- [Stated goal]: List each line of the data that holds the string "left".

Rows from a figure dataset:
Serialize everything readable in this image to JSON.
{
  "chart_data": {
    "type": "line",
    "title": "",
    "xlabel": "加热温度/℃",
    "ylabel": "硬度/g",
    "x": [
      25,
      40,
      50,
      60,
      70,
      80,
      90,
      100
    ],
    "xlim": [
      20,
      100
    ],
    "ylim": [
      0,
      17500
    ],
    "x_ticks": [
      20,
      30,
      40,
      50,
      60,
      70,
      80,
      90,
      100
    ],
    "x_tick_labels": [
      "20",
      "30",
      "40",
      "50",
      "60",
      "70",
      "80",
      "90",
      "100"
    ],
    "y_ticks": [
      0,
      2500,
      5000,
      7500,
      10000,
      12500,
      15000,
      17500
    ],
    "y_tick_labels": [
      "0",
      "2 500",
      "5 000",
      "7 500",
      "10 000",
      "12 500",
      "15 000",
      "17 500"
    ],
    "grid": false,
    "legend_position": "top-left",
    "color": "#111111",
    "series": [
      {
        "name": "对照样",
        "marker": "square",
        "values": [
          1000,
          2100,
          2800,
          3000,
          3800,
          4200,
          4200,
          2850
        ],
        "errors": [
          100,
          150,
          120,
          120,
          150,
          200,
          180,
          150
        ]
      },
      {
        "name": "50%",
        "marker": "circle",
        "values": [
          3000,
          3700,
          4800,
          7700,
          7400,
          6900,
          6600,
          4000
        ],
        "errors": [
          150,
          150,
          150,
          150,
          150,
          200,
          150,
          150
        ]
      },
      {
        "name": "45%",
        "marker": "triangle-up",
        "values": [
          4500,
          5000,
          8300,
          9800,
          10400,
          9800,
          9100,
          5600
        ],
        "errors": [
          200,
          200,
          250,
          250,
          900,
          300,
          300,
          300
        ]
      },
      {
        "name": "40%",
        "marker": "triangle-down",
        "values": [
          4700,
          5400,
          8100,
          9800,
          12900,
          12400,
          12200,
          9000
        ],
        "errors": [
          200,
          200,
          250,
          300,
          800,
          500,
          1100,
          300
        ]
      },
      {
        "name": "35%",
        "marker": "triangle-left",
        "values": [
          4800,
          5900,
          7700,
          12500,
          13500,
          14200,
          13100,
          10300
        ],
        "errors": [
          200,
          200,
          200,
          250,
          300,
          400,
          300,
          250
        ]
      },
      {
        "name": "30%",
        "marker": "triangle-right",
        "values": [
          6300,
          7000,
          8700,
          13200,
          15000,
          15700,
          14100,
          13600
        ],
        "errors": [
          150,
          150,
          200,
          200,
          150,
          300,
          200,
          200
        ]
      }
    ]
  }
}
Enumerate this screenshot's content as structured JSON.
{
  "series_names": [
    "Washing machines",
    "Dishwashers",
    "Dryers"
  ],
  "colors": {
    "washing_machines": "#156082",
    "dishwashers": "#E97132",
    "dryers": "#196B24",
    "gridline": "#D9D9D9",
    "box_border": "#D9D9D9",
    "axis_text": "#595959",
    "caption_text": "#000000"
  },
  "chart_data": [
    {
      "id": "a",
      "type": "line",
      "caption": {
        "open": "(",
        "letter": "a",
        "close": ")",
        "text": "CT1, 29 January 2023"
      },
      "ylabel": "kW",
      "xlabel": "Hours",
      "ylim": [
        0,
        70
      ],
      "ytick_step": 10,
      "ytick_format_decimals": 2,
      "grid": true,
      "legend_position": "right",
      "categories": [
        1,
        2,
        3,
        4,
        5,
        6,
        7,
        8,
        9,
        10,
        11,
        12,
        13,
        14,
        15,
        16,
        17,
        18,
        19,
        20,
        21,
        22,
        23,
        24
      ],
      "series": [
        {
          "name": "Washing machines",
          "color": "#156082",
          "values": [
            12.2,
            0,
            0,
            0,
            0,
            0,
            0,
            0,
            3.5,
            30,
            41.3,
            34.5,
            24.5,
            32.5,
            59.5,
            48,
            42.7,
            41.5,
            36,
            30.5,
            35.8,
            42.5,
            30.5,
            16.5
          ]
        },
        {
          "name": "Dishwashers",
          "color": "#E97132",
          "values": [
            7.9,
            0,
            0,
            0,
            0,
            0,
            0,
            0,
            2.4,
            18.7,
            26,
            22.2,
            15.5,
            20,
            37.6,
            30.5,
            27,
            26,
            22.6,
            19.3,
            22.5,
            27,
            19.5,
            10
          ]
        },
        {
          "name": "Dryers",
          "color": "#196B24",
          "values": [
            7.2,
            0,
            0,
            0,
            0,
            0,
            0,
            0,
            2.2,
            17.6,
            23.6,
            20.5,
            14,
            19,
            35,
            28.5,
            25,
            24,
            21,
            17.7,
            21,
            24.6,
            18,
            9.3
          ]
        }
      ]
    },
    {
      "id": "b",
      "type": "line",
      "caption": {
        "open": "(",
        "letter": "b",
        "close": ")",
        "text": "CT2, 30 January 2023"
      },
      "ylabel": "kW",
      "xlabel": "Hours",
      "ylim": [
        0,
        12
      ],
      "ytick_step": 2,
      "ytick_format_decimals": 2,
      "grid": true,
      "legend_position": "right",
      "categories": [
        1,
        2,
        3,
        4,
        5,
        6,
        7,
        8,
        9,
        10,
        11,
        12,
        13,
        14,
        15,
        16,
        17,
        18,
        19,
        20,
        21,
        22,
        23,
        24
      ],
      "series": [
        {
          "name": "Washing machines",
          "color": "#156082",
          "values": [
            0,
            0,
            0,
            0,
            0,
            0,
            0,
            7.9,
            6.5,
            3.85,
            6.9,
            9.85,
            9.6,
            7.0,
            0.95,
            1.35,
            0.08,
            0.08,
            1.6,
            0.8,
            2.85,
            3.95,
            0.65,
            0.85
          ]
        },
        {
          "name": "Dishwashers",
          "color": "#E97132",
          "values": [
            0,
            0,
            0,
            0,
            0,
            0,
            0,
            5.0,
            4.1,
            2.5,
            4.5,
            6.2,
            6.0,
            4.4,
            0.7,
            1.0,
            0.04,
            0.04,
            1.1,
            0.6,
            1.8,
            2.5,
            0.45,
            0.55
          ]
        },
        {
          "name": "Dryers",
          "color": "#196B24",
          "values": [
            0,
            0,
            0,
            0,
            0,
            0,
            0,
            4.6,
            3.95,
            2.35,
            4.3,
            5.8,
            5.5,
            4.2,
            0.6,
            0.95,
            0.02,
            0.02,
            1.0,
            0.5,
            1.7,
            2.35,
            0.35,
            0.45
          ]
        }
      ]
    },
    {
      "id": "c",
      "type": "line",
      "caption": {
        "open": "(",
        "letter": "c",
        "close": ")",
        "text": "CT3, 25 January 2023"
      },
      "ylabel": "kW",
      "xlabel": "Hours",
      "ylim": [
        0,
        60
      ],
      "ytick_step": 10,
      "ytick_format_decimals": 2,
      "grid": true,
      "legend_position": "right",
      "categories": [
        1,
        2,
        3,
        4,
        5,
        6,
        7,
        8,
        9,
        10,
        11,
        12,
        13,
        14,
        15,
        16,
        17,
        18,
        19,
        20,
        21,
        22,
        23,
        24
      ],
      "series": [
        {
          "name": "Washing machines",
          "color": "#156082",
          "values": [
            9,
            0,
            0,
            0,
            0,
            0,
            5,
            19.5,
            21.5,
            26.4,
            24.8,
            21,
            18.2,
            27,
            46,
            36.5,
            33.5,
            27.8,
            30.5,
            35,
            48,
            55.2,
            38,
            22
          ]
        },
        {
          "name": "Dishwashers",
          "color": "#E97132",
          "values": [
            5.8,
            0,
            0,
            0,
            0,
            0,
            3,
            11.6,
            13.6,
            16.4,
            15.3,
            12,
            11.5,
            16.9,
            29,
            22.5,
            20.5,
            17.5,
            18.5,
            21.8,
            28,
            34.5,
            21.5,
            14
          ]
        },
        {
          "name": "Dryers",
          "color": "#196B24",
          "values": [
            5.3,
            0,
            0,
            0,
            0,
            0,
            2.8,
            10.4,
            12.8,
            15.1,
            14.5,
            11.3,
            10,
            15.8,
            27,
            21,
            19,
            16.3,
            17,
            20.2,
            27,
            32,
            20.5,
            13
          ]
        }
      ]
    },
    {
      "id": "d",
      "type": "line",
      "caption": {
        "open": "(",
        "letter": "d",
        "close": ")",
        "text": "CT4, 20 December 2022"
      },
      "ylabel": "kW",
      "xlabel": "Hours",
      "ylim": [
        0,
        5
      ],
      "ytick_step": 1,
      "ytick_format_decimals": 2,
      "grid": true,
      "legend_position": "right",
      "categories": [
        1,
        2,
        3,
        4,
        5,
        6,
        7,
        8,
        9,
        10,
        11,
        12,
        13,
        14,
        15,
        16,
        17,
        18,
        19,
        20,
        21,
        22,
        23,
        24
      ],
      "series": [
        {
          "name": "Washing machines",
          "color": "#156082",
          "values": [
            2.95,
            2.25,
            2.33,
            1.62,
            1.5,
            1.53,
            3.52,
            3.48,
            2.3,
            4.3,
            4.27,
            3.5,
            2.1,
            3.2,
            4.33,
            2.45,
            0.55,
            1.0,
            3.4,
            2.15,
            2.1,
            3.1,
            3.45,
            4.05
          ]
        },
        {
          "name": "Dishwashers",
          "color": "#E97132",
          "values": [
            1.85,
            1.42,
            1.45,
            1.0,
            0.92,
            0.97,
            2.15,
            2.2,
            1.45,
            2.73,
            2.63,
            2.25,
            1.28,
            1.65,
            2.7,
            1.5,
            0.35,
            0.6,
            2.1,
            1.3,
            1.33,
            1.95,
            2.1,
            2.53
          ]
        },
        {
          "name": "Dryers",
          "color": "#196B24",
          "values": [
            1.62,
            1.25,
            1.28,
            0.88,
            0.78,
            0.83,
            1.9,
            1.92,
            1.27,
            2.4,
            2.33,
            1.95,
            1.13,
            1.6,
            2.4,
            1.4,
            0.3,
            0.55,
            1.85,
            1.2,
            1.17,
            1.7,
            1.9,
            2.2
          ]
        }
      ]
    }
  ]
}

- [Solution to this exercise]:
    "legend_position": "top-left",
        "marker": "triangle-left",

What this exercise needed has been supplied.